Aim of the exercise: Your task is to repeat the entries underneath exactly, minus the pictures.

----- Data shown

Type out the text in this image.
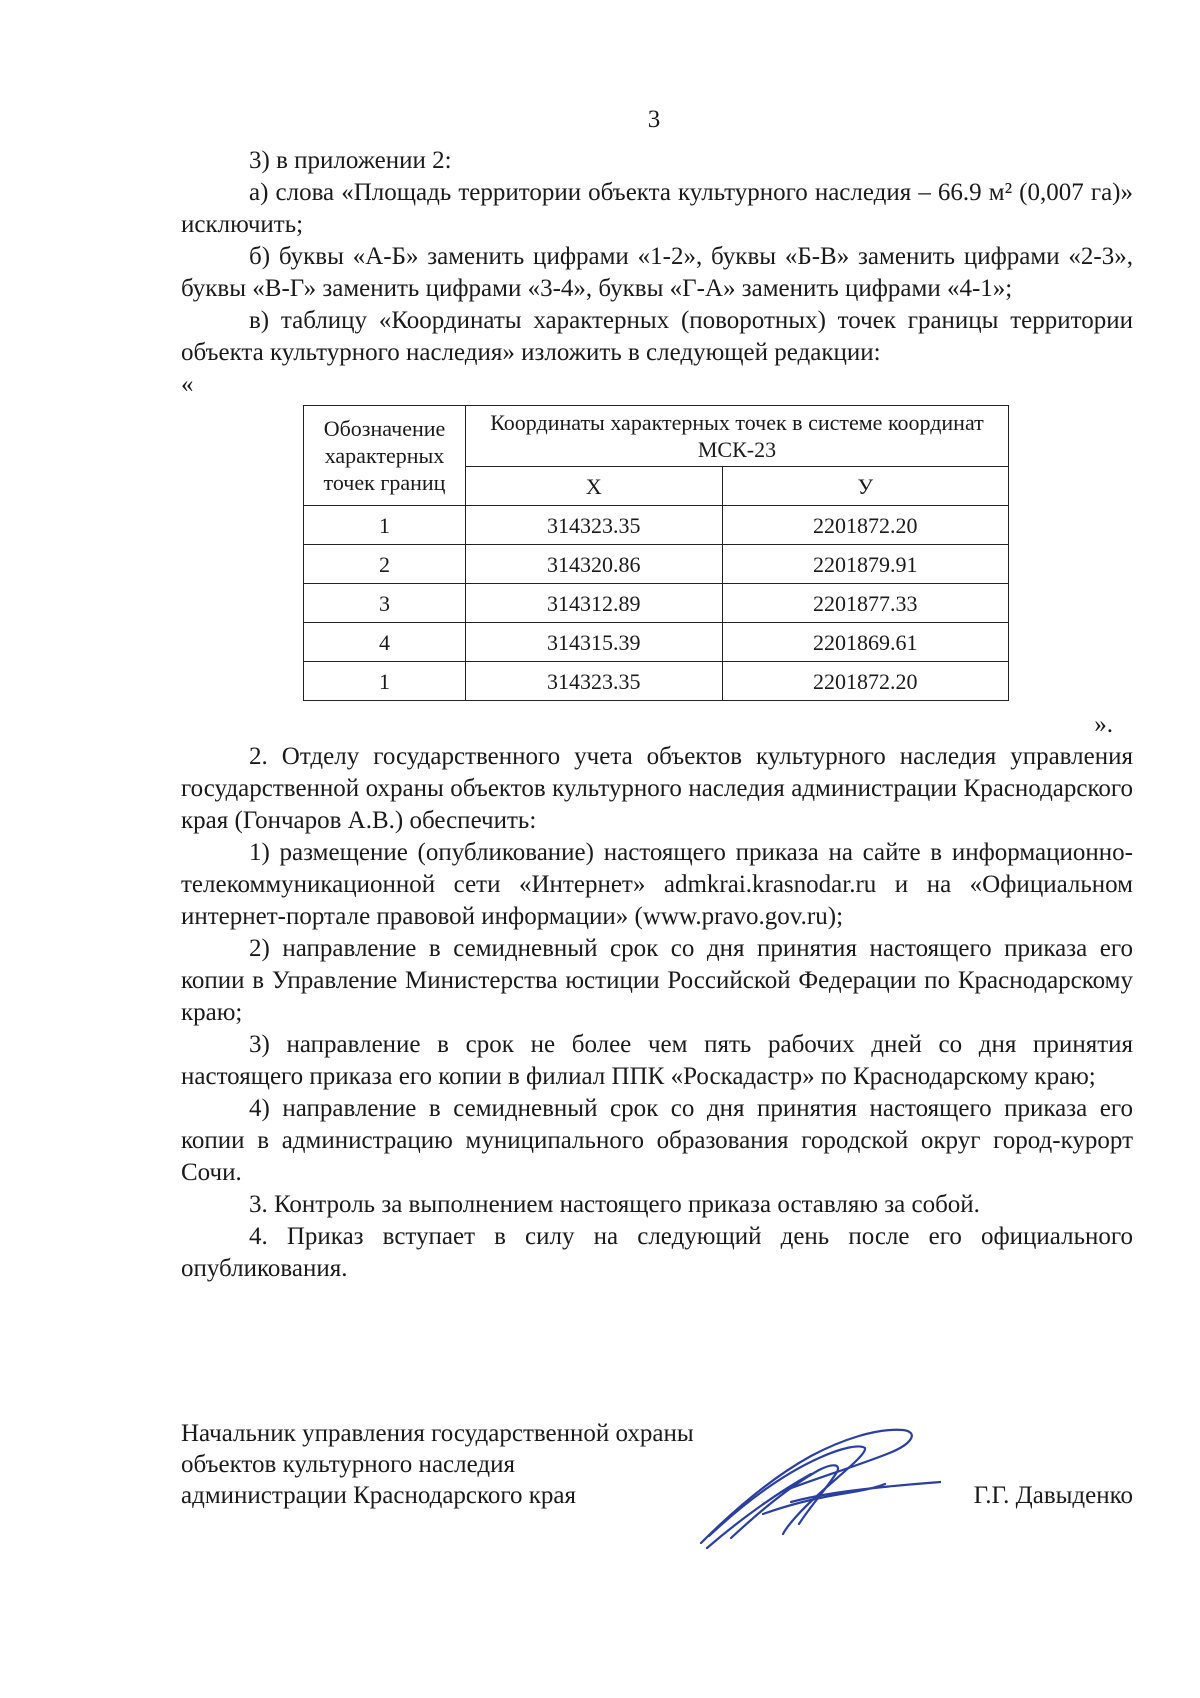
3

3) в приложении 2:

а) слова «Площадь территории объекта культурного наследия – 66.9 м² (0,007 га)» исключить;

б) буквы «А-Б» заменить цифрами «1-2», буквы «Б-В» заменить цифрами «2-3», буквы «В-Г» заменить цифрами «3-4», буквы «Г-А» заменить цифрами «4-1»;

в) таблицу «Координаты характерных (поворотных) точек границы территории объекта культурного наследия» изложить в следующей редакции:

«

Обозначение характерных точек границ	Координаты характерных точек в системе координат МСК-23	
	Х	У
1	314323.35	2201872.20
2	314320.86	2201879.91
3	314312.89	2201877.33
4	314315.39	2201869.61
1	314323.35	2201872.20

».

2. Отделу государственного учета объектов культурного наследия управления государственной охраны объектов культурного наследия администрации Краснодарского края (Гончаров А.В.) обеспечить:

1) размещение (опубликование) настоящего приказа на сайте в информационно-телекоммуникационной сети «Интернет» admkrai.krasnodar.ru и на «Официальном интернет-портале правовой информации» (www.pravo.gov.ru);

2) направление в семидневный срок со дня принятия настоящего приказа его копии в Управление Министерства юстиции Российской Федерации по Краснодарскому краю;

3) направление в срок не более чем пять рабочих дней со дня принятия настоящего приказа его копии в филиал ППК «Роскадастр» по Краснодарскому краю;

4) направление в семидневный срок со дня принятия настоящего приказа его копии в администрацию муниципального образования городской округ город-курорт Сочи.

3. Контроль за выполнением настоящего приказа оставляю за собой.

4. Приказ вступает в силу на следующий день после его официального опубликования.

Начальник управления государственной охраны

объектов культурного наследия

администрации Краснодарского края	Г.Г. Давыденко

----------

Solution to this problem:
Type out the text in this image.
3

3) в приложении 2:

а) слова «Площадь территории объекта культурного наследия – 66.9 м² (0,007 га)» исключить;

б) буквы «А-Б» заменить цифрами «1-2», буквы «Б-В» заменить цифрами «2-3», буквы «В-Г» заменить цифрами «3-4», буквы «Г-А» заменить цифрами «4-1»;

в) таблицу «Координаты характерных (поворотных) точек границы территории объекта культурного наследия» изложить в следующей редакции:

«

Обозначение характерных точек границ	Координаты характерных точек в системе координат МСК-23	
	Х	У
1	314323.35	2201872.20
2	314320.86	2201879.91
3	314312.89	2201877.33
4	314315.39	2201869.61
1	314323.35	2201872.20

».

2. Отделу государственного учета объектов культурного наследия управления государственной охраны объектов культурного наследия администрации Краснодарского края (Гончаров А.В.) обеспечить:

1) размещение (опубликование) настоящего приказа на сайте в информационно-телекоммуникационной сети «Интернет» admkrai.krasnodar.ru и на «Официальном интернет-портале правовой информации» (www.pravo.gov.ru);

2) направление в семидневный срок со дня принятия настоящего приказа его копии в Управление Министерства юстиции Российской Федерации по Краснодарскому краю;

3) направление в срок не более чем пять рабочих дней со дня принятия настоящего приказа его копии в филиал ППК «Роскадастр» по Краснодарскому краю;

4) направление в семидневный срок со дня принятия настоящего приказа его копии в администрацию муниципального образования городской округ город-курорт Сочи.

3. Контроль за выполнением настоящего приказа оставляю за собой.

4. Приказ вступает в силу на следующий день после его официального опубликования.

Начальник управления государственной охраны

объектов культурного наследия

администрации Краснодарского края	Г.Г. Давыденко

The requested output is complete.